<<<<
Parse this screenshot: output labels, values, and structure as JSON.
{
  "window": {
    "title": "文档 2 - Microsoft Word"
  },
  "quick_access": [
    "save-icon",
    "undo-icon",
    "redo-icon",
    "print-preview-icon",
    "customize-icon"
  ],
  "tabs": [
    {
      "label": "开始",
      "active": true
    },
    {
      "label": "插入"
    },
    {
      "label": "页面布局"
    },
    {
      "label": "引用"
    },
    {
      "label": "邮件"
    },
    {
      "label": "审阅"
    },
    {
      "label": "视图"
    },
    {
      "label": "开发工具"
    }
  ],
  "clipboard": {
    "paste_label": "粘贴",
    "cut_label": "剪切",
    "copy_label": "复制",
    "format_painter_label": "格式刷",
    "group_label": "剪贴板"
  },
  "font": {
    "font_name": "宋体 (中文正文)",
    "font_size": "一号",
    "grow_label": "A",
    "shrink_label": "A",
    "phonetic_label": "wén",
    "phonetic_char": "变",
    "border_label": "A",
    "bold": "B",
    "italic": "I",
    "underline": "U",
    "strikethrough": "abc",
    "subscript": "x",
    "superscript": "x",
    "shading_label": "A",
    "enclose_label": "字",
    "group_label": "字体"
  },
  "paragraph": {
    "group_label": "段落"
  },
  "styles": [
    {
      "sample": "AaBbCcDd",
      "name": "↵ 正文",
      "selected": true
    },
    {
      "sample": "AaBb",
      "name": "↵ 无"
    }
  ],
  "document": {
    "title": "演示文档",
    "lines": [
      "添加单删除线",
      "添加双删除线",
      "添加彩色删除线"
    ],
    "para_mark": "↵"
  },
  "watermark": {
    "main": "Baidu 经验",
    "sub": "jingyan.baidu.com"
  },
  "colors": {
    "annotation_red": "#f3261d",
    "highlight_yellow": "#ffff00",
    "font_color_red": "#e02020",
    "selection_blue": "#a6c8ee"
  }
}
>>>>
<<<<
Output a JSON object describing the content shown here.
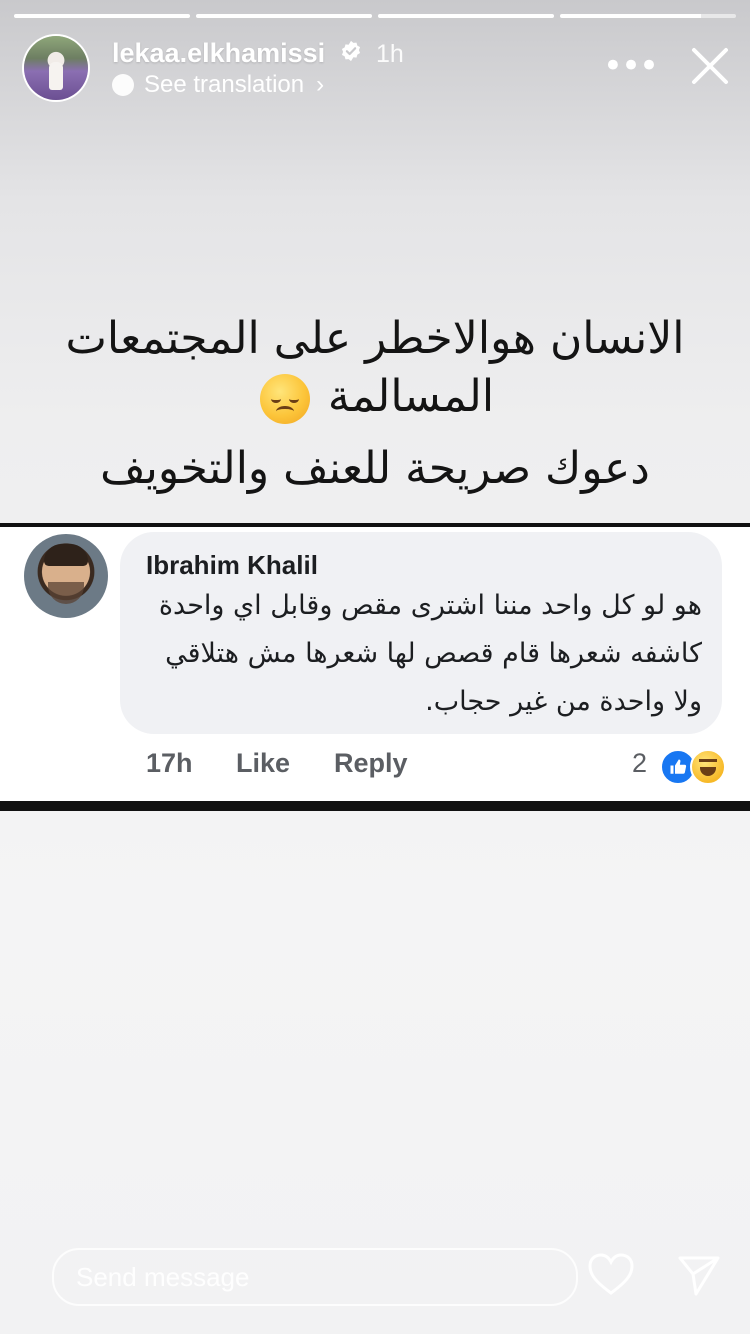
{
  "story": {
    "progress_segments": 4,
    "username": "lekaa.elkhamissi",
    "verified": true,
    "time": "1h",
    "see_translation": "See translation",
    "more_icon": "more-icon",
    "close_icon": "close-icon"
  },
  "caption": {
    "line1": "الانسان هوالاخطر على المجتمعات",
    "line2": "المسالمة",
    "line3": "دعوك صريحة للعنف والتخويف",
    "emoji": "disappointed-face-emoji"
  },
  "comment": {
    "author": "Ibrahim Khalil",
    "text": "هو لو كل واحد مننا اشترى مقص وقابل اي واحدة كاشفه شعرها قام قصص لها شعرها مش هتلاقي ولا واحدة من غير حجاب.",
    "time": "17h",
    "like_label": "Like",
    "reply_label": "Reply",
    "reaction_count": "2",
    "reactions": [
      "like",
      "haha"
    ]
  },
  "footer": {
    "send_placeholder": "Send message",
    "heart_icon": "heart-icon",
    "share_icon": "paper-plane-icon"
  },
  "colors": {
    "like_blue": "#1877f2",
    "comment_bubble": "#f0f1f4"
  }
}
>>>>
◆ **Requirements**
Find out how many lines in the listing contain the string "true". Give the number alone.

◆ **In response**
3